_Material provided_.
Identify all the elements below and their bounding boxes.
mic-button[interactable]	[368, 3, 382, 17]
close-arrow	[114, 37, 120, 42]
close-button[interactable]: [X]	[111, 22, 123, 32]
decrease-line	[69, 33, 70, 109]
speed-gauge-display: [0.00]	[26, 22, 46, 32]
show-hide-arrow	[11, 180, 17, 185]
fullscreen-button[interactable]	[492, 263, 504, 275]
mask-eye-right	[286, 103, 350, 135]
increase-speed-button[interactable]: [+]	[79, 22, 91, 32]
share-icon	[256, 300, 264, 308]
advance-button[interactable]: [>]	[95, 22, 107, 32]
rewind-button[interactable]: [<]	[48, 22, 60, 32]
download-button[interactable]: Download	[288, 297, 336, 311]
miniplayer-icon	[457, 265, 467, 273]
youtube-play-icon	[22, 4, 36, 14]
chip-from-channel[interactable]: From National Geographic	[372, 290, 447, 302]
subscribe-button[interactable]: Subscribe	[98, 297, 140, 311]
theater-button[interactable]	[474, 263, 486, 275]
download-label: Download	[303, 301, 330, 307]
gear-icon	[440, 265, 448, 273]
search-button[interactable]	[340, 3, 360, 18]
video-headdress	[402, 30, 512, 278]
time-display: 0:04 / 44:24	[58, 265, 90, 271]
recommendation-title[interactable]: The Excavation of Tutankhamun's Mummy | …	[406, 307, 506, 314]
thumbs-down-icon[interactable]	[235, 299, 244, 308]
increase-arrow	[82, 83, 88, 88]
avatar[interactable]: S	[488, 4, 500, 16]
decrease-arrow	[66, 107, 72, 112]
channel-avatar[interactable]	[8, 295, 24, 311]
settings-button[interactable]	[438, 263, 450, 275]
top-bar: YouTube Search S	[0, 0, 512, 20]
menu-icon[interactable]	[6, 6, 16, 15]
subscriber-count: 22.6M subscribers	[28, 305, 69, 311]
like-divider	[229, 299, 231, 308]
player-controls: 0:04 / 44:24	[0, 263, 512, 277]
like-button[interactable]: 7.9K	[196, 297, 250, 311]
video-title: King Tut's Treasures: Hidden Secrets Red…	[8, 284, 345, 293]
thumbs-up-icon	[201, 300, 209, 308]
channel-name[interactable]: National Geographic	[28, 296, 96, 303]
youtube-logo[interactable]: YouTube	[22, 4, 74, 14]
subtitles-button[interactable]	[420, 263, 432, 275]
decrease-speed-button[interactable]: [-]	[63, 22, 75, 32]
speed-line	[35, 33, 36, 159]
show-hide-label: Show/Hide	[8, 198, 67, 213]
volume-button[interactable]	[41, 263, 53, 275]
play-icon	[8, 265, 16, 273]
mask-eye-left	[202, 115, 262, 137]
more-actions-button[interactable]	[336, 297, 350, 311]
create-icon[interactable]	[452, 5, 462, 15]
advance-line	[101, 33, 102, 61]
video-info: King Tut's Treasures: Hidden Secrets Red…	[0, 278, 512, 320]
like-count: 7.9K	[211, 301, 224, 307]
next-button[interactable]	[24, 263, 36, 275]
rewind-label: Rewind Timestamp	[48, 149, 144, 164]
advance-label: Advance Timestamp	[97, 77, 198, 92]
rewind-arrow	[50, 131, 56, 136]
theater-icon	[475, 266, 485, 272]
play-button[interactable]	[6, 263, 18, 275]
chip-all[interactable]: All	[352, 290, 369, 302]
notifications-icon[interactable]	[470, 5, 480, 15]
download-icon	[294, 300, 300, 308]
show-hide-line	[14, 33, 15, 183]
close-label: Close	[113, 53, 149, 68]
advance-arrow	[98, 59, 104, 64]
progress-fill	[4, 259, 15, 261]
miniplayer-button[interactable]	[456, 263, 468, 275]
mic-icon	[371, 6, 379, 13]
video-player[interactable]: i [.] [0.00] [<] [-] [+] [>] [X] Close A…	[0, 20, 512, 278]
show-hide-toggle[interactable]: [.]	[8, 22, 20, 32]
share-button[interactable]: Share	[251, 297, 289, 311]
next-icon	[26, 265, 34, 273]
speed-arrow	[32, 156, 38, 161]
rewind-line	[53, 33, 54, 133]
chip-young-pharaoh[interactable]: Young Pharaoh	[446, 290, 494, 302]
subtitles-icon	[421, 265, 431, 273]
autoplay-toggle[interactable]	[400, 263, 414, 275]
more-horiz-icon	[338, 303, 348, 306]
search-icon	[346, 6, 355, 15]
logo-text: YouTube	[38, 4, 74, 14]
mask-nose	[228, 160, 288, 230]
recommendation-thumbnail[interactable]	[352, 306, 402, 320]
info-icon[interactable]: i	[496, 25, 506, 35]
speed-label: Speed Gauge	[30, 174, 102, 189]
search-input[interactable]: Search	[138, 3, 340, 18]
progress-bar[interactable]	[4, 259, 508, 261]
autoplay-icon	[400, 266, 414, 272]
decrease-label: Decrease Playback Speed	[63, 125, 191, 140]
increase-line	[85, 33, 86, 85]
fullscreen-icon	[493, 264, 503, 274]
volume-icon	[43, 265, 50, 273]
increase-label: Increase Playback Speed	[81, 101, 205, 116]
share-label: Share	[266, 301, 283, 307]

_Task directions_. Which lines of the material above contain the string "volume"? Show each of them in full.

_Finished answer_.
volume-button[interactable]	[41, 263, 53, 275]
volume-icon	[43, 265, 50, 273]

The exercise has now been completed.